%%

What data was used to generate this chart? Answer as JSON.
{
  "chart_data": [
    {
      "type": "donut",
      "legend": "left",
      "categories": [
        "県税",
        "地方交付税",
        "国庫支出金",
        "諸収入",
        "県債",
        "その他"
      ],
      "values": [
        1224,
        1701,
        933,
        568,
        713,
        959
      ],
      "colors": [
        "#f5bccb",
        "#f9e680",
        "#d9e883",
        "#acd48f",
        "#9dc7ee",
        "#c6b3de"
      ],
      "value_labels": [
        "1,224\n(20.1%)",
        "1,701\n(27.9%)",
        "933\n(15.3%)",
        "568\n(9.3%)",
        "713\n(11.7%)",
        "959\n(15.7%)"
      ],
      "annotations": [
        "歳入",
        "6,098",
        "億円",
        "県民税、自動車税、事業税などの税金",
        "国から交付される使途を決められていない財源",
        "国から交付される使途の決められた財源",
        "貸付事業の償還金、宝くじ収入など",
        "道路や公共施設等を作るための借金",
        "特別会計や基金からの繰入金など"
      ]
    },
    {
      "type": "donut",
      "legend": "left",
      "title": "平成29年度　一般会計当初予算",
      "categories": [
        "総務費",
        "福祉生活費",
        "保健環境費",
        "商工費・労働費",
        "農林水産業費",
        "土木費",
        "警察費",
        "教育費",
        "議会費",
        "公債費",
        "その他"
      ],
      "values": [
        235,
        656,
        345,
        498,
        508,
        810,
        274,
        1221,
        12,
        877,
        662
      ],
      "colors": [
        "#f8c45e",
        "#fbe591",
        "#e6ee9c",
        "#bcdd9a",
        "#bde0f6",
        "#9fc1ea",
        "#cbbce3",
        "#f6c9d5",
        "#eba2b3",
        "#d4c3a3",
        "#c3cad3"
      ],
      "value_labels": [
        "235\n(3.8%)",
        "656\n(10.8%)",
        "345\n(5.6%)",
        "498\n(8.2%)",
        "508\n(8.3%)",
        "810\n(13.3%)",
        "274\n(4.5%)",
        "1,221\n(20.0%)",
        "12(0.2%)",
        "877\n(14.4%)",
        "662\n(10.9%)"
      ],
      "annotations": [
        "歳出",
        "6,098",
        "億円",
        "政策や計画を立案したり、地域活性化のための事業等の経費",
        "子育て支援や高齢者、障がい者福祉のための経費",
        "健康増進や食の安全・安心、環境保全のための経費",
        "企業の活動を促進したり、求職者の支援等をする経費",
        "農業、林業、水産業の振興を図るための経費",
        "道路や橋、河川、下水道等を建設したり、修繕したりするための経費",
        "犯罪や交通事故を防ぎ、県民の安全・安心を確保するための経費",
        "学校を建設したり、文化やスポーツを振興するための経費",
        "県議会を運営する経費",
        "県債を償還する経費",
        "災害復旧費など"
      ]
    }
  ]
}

%%

Problem requirements = Output all preceding records character for character.

Answer in full =
What data was used to generate this chart? Answer as JSON.
{
  "chart_data": [
    {
      "type": "donut",
      "legend": "left",
      "categories": [
        "県税",
        "地方交付税",
        "国庫支出金",
        "諸収入",
        "県債",
        "その他"
      ],
      "values": [
        1224,
        1701,
        933,
        568,
        713,
        959
      ],
      "colors": [
        "#f5bccb",
        "#f9e680",
        "#d9e883",
        "#acd48f",
        "#9dc7ee",
        "#c6b3de"
      ],
      "value_labels": [
        "1,224\n(20.1%)",
        "1,701\n(27.9%)",
        "933\n(15.3%)",
        "568\n(9.3%)",
        "713\n(11.7%)",
        "959\n(15.7%)"
      ],
      "annotations": [
        "歳入",
        "6,098",
        "億円",
        "県民税、自動車税、事業税などの税金",
        "国から交付される使途を決められていない財源",
        "国から交付される使途の決められた財源",
        "貸付事業の償還金、宝くじ収入など",
        "道路や公共施設等を作るための借金",
        "特別会計や基金からの繰入金など"
      ]
    },
    {
      "type": "donut",
      "legend": "left",
      "title": "平成29年度　一般会計当初予算",
      "categories": [
        "総務費",
        "福祉生活費",
        "保健環境費",
        "商工費・労働費",
        "農林水産業費",
        "土木費",
        "警察費",
        "教育費",
        "議会費",
        "公債費",
        "その他"
      ],
      "values": [
        235,
        656,
        345,
        498,
        508,
        810,
        274,
        1221,
        12,
        877,
        662
      ],
      "colors": [
        "#f8c45e",
        "#fbe591",
        "#e6ee9c",
        "#bcdd9a",
        "#bde0f6",
        "#9fc1ea",
        "#cbbce3",
        "#f6c9d5",
        "#eba2b3",
        "#d4c3a3",
        "#c3cad3"
      ],
      "value_labels": [
        "235\n(3.8%)",
        "656\n(10.8%)",
        "345\n(5.6%)",
        "498\n(8.2%)",
        "508\n(8.3%)",
        "810\n(13.3%)",
        "274\n(4.5%)",
        "1,221\n(20.0%)",
        "12(0.2%)",
        "877\n(14.4%)",
        "662\n(10.9%)"
      ],
      "annotations": [
        "歳出",
        "6,098",
        "億円",
        "政策や計画を立案したり、地域活性化のための事業等の経費",
        "子育て支援や高齢者、障がい者福祉のための経費",
        "健康増進や食の安全・安心、環境保全のための経費",
        "企業の活動を促進したり、求職者の支援等をする経費",
        "農業、林業、水産業の振興を図るための経費",
        "道路や橋、河川、下水道等を建設したり、修繕したりするための経費",
        "犯罪や交通事故を防ぎ、県民の安全・安心を確保するための経費",
        "学校を建設したり、文化やスポーツを振興するための経費",
        "県議会を運営する経費",
        "県債を償還する経費",
        "災害復旧費など"
      ]
    }
  ]
}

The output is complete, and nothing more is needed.